Entries drawn from a collection:

◆ ◆ ◆ ◆ ◆

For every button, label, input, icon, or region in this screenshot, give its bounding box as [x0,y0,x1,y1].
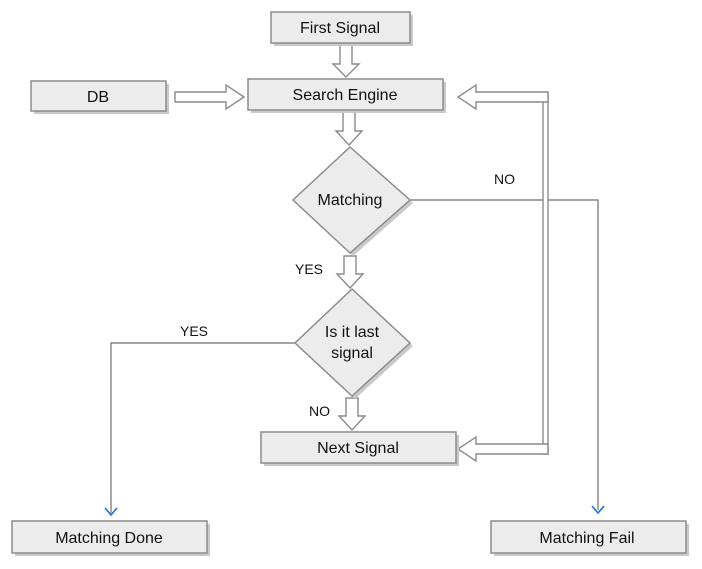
matching-fail-arrowhead [591,505,605,515]
arrow-matching-to-last [335,255,365,290]
last-yes-connector [110,342,295,513]
matching-no-label: NO [494,171,515,187]
node-search-engine: Search Engine [247,78,446,113]
flow-arrows [174,44,367,432]
loop-arrows [456,83,549,463]
loop-channel [542,93,549,455]
db-label: DB [87,89,109,106]
matching-no-connector [410,199,599,510]
connector-lines [110,199,599,513]
arrow-first-to-search [331,44,361,78]
matching-yes-label: YES [295,261,323,277]
last-no-label: NO [309,403,330,419]
arrow-last-to-next [337,397,367,432]
matching-done-arrowhead [104,507,118,517]
search-engine-label: Search Engine [293,87,398,104]
last-signal-label-line1: Is it last [325,324,380,341]
last-signal-label-line2: signal [331,345,373,362]
matching-done-label: Matching Done [55,530,163,547]
node-next-signal: Next Signal [260,431,459,466]
loop-arrow-to-search-engine [456,83,549,111]
next-signal-label: Next Signal [317,440,399,457]
arrow-search-to-matching [334,111,364,147]
node-is-last-signal: Is it last signal [293,287,413,399]
matching-fail-label: Matching Fail [539,530,634,547]
node-db: DB [30,80,169,114]
node-first-signal: First Signal [270,11,413,46]
loop-arrow-to-next-signal [456,435,549,463]
node-matching-fail: Matching Fail [490,520,689,556]
first-signal-label: First Signal [300,20,380,37]
node-matching: Matching [291,145,413,256]
matching-label: Matching [318,192,383,209]
node-matching-done: Matching Done [11,520,210,556]
last-yes-label: YES [180,323,208,339]
arrow-db-to-search [174,83,246,111]
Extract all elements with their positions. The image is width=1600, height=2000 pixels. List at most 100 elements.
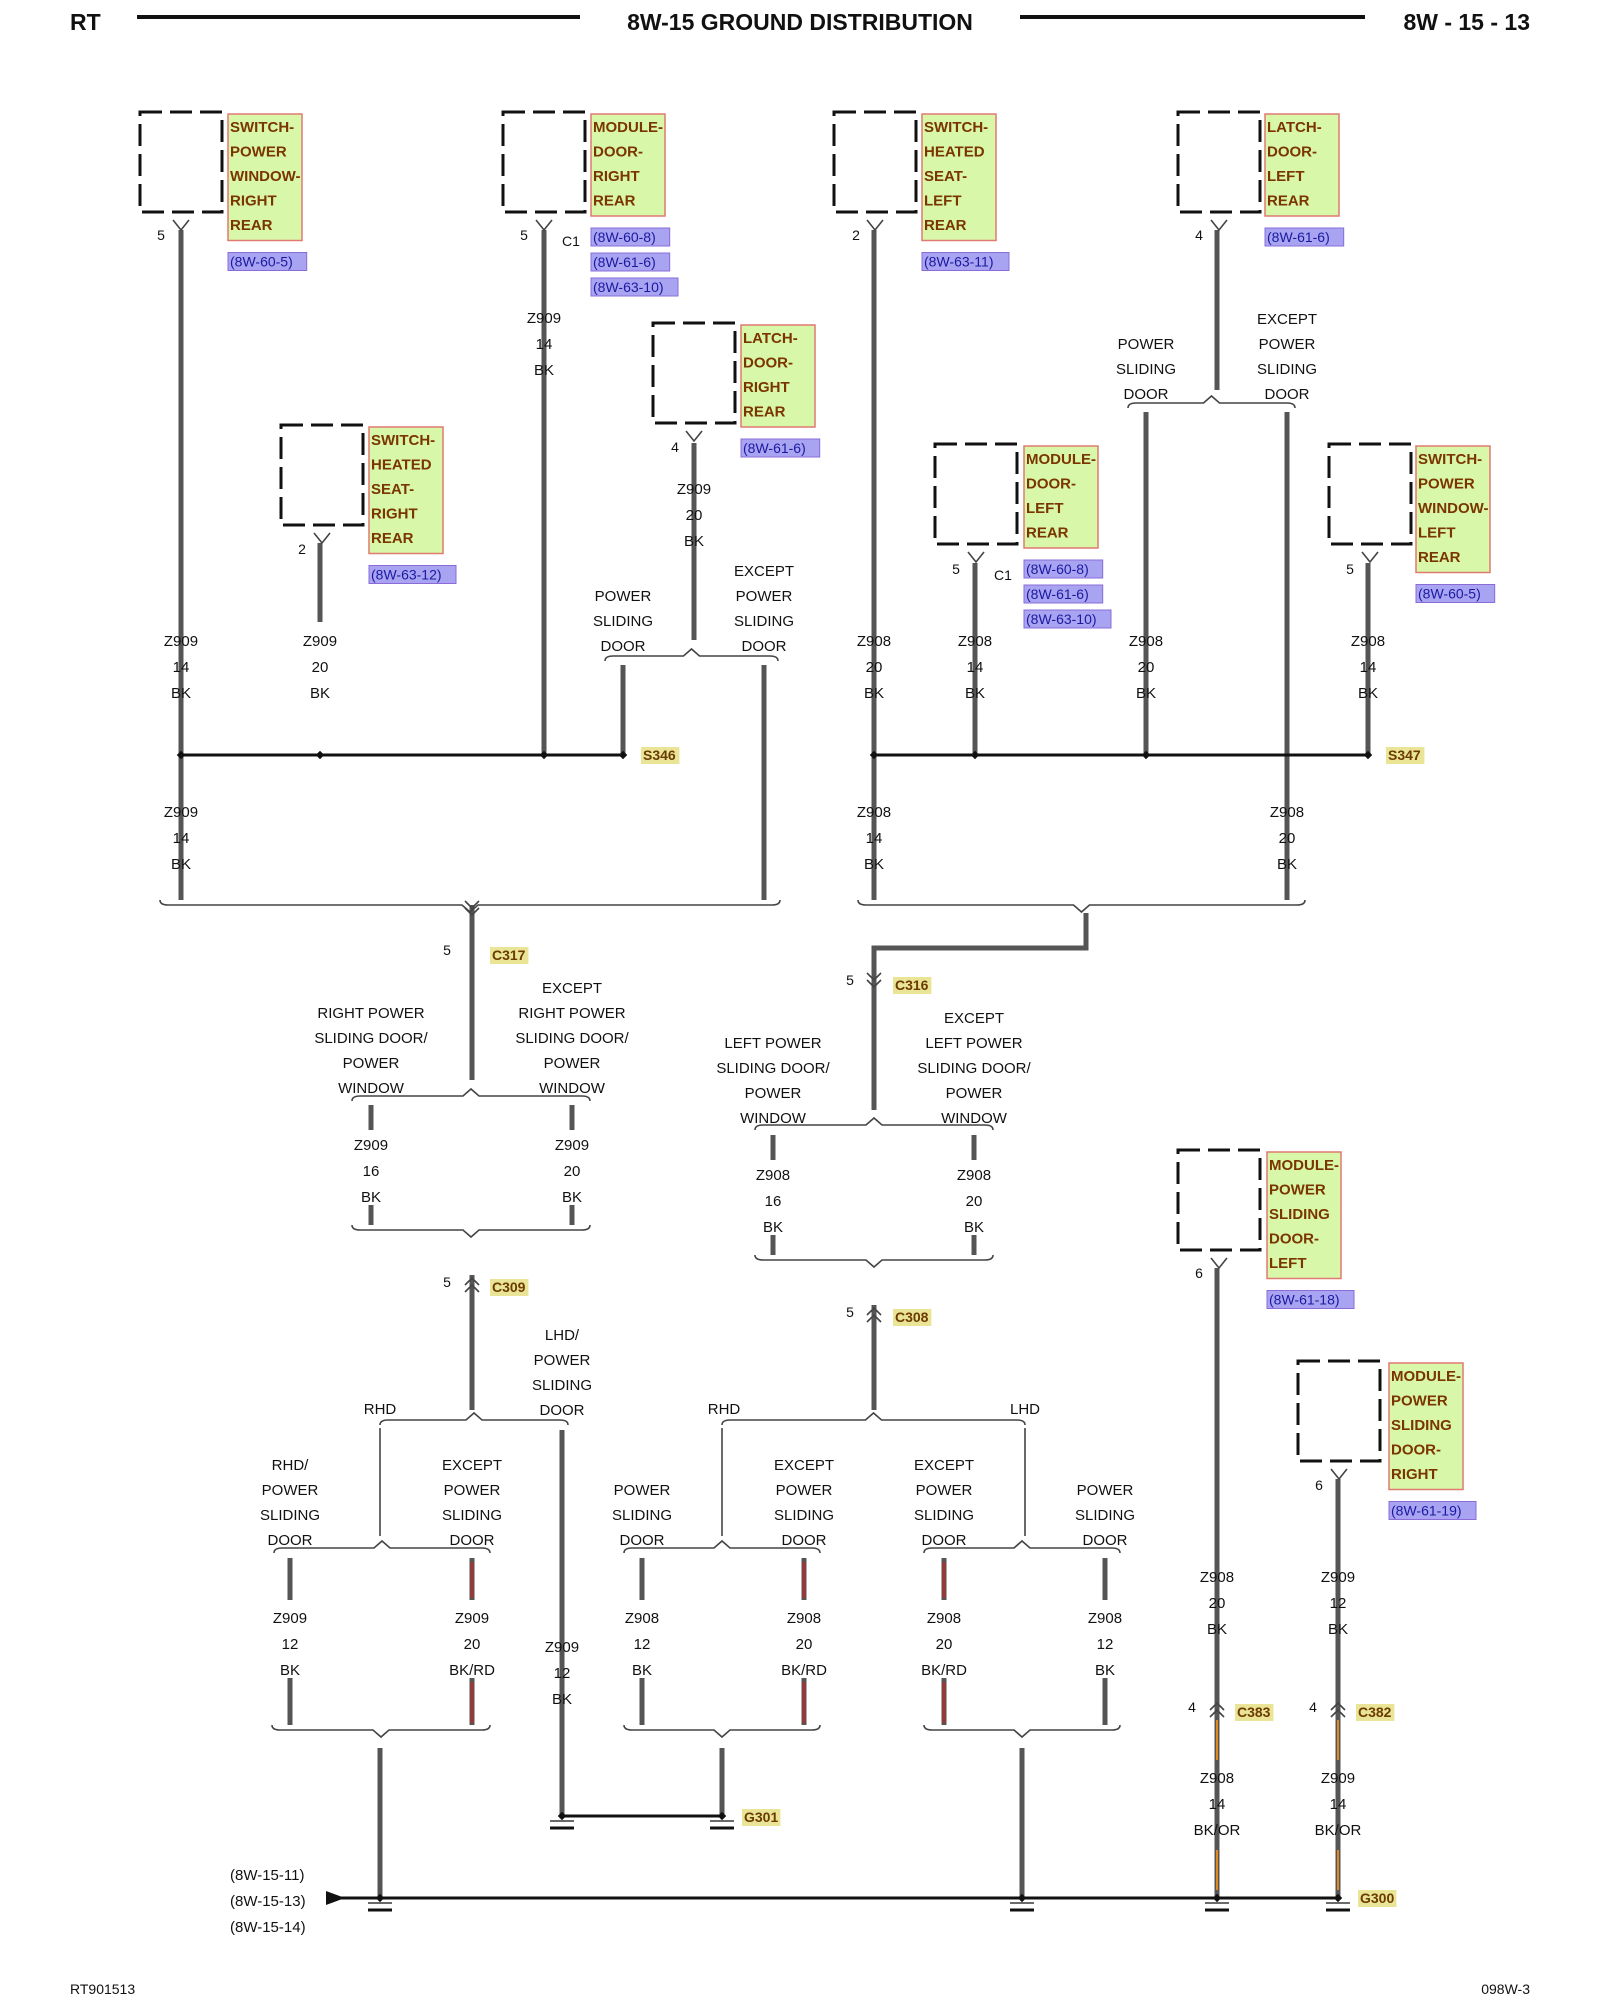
wire-label-w10: 14 [173,830,190,847]
wire-label-w26: Z908 [1200,1770,1234,1787]
ref-tag-bg [740,438,821,458]
option-psd: POWER [614,1482,671,1499]
wire-label-w16: 20 [966,1193,983,1210]
pin-fork [172,219,190,232]
wire-label-w24: BK [1207,1621,1227,1638]
option-left-psd-pw: LEFT POWER [724,1035,821,1052]
option-rhd-psd: SLIDING [260,1507,320,1524]
wire-label-w27: 14 [1330,1796,1347,1813]
connector-c383-chevron [1209,1708,1225,1718]
option-except-psd: DOOR [1265,386,1310,403]
component-box [1176,110,1262,214]
option-brace-bottom-mid [623,1724,821,1739]
component-pin: 5 [952,561,960,577]
option-right-psd-pw: POWER [343,1055,400,1072]
connector-c317: C317 [492,947,526,963]
wire-label-w24: Z908 [1200,1569,1234,1586]
wire-label-w6: 20 [866,659,883,676]
component-name-line: MODULE- [593,119,663,136]
pin-fork [866,219,884,232]
option-except-psd: DOOR [450,1532,495,1549]
connector-c308-chevron [866,1306,882,1316]
component-ref: (8W-61-18) [1269,1292,1340,1308]
option-brace-lhd-pair [923,1539,1121,1554]
connector-c309-pin: 5 [443,1274,451,1290]
ground-g300: G300 [1360,1890,1394,1906]
option-except-psd: POWER [776,1482,833,1499]
component-name-line: POWER [1391,1393,1448,1410]
splice-dot [315,750,325,760]
component-pin: 5 [1346,561,1354,577]
option-except-left-psd-pw: LEFT POWER [925,1035,1022,1052]
component-name-line: RIGHT [1391,1466,1438,1483]
connector-c382-chevron [1330,1701,1346,1711]
wire-label-w20: BK [632,1662,652,1679]
component-pin: 6 [1195,1265,1203,1281]
component-name-line: SLIDING [1269,1206,1330,1223]
ground-ref: (8W-15-13) [230,1893,306,1910]
wire-label-w18: Z909 [455,1610,489,1627]
option-lhd: LHD [1010,1401,1040,1418]
component-name-line: RIGHT [371,506,418,523]
connector-c316-chevron [866,979,882,989]
component-name-line: RIGHT [593,168,640,185]
footer-right: 098W-3 [1481,1981,1530,1997]
footer-left: RT901513 [70,1981,135,1997]
option-except-right-psd-pw: EXCEPT [542,980,602,997]
component-name-line: REAR [593,193,636,210]
wire-label-w8: BK [1136,685,1156,702]
connector-c316: C316 [895,977,929,993]
wire [871,913,1089,1110]
option-psd: DOOR [620,1532,665,1549]
ref-tag-bg [590,252,671,272]
ref-tag-bg [1388,1501,1477,1520]
component-pin: 5 [520,227,528,243]
wire-label-w3: BK [534,362,554,379]
wire-label-w13: 16 [363,1163,380,1180]
wire-label-w9: 14 [1360,659,1377,676]
option-except-psd: EXCEPT [1257,311,1317,328]
ground-g301-bg [742,1809,781,1826]
wire-label-w27: BK/OR [1315,1822,1362,1839]
component-name-line: LEFT [1267,168,1305,185]
wire-label-w11: 14 [866,830,883,847]
header-left: RT [70,9,101,35]
wire-label-w15: 16 [765,1193,782,1210]
splice-dot [1212,1893,1222,1903]
header-right: 8W - 15 - 13 [1403,9,1530,35]
component-name-line: WINDOW- [230,168,301,185]
wire-label-w4: Z909 [677,481,711,498]
wire-label-w4: BK [684,533,704,550]
option-brace-bottom-right [923,1724,1121,1739]
wire-label-w12: BK [1277,856,1297,873]
wire-label-w16: BK [964,1219,984,1236]
component-pin: 2 [298,541,306,557]
pin-fork [313,532,331,545]
connector-c308-pin: 5 [846,1304,854,1320]
wire-label-w23: BK [1095,1662,1115,1679]
option-rhd: RHD [708,1401,741,1418]
component-name-line: SEAT- [371,481,414,498]
component-pin: 4 [1195,227,1203,243]
option-rhd-psd: RHD/ [272,1457,309,1474]
option-except-left-psd-pw: POWER [946,1085,1003,1102]
component-name-line: MODULE- [1391,1368,1461,1385]
option-except-psd: SLIDING [774,1507,834,1524]
wire-label-w7: 14 [967,659,984,676]
component-label-bg [740,324,816,428]
component-label-bg [1266,1151,1342,1280]
connector-c308-bg [893,1309,932,1326]
component-ref: (8W-60-8) [1026,561,1089,577]
wire-label-w11: BK [864,856,884,873]
connector-c316-pin: 5 [846,972,854,988]
splice-dot [375,1893,385,1903]
connector-c309: C309 [492,1279,526,1295]
option-brace-rhd-pair [623,1539,821,1554]
component-box [1176,1148,1262,1252]
splice-dot [717,1811,727,1821]
option-lhd-psd: DOOR [540,1402,585,1419]
wire-label-w4: 20 [686,507,703,524]
component-ref: (8W-63-10) [593,279,664,295]
component-name-line: HEATED [924,144,985,161]
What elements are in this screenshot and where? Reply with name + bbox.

◆ ◆ ◆ ◆ ◆

▶ [GIVEN PROBLEM]
Please select every line of the records above that contains the string "fail", with case counting, and copy each one out.

▶ [COMPLETED EXERCISE]
matching-fail-arrowhead [591,505,605,515]
matching-fail-label: Matching Fail [539,530,634,547]
node-matching-fail: Matching Fail [490,520,689,556]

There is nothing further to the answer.